* Short exercise
Please copy every line of the material below character for character, in the same order.

▼

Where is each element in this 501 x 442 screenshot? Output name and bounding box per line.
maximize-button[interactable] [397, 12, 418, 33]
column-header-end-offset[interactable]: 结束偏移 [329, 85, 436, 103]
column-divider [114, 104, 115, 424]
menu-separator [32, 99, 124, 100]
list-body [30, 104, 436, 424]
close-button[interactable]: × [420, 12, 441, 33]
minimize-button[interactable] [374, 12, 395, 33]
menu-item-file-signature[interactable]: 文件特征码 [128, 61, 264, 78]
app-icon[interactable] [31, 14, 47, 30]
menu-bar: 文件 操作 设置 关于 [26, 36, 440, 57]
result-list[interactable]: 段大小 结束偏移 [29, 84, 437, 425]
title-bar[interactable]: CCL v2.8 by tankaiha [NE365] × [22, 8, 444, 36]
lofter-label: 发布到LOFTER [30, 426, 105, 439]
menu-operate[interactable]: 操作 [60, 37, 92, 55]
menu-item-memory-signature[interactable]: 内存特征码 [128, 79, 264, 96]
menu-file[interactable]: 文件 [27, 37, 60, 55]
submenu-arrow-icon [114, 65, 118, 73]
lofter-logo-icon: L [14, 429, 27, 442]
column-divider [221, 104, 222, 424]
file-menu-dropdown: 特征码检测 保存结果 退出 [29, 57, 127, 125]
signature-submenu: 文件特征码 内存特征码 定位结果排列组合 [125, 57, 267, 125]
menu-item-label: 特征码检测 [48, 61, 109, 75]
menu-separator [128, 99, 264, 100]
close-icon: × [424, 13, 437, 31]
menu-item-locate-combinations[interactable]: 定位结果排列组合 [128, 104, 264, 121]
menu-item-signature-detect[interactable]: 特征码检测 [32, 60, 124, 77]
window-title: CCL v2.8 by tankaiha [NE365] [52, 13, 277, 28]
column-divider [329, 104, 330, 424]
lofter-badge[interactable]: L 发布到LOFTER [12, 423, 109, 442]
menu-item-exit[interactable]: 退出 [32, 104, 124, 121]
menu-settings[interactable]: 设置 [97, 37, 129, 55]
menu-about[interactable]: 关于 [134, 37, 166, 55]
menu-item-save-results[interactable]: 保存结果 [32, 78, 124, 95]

▲

* Task result
Where is each element in this 501 x 442 screenshot? Output name and bounding box per line.
maximize-button[interactable] [397, 12, 418, 33]
column-header-end-offset[interactable]: 结束偏移 [329, 85, 436, 103]
column-divider [114, 104, 115, 424]
menu-separator [32, 99, 124, 100]
list-body [30, 104, 436, 424]
close-button[interactable]: × [420, 12, 441, 33]
minimize-button[interactable] [374, 12, 395, 33]
menu-item-file-signature[interactable]: 文件特征码 [128, 61, 264, 78]
app-icon[interactable] [31, 14, 47, 30]
menu-bar: 文件 操作 设置 关于 [26, 36, 440, 57]
result-list[interactable]: 段大小 结束偏移 [29, 84, 437, 425]
title-bar[interactable]: CCL v2.8 by tankaiha [NE365] × [22, 8, 444, 36]
lofter-label: 发布到LOFTER [30, 426, 105, 439]
menu-operate[interactable]: 操作 [60, 37, 92, 55]
menu-item-memory-signature[interactable]: 内存特征码 [128, 79, 264, 96]
menu-file[interactable]: 文件 [27, 37, 60, 55]
submenu-arrow-icon [114, 65, 118, 73]
lofter-logo-icon: L [14, 429, 27, 442]
column-divider [221, 104, 222, 424]
file-menu-dropdown: 特征码检测 保存结果 退出 [29, 57, 127, 125]
signature-submenu: 文件特征码 内存特征码 定位结果排列组合 [125, 57, 267, 125]
menu-item-label: 特征码检测 [48, 61, 109, 75]
menu-separator [128, 99, 264, 100]
close-icon: × [424, 13, 437, 31]
menu-item-locate-combinations[interactable]: 定位结果排列组合 [128, 104, 264, 121]
menu-item-signature-detect[interactable]: 特征码检测 [32, 60, 124, 77]
window-title: CCL v2.8 by tankaiha [NE365] [52, 13, 277, 28]
column-divider [329, 104, 330, 424]
lofter-badge[interactable]: L 发布到LOFTER [12, 423, 109, 442]
menu-item-exit[interactable]: 退出 [32, 104, 124, 121]
menu-settings[interactable]: 设置 [97, 37, 129, 55]
menu-about[interactable]: 关于 [134, 37, 166, 55]
menu-item-save-results[interactable]: 保存结果 [32, 78, 124, 95]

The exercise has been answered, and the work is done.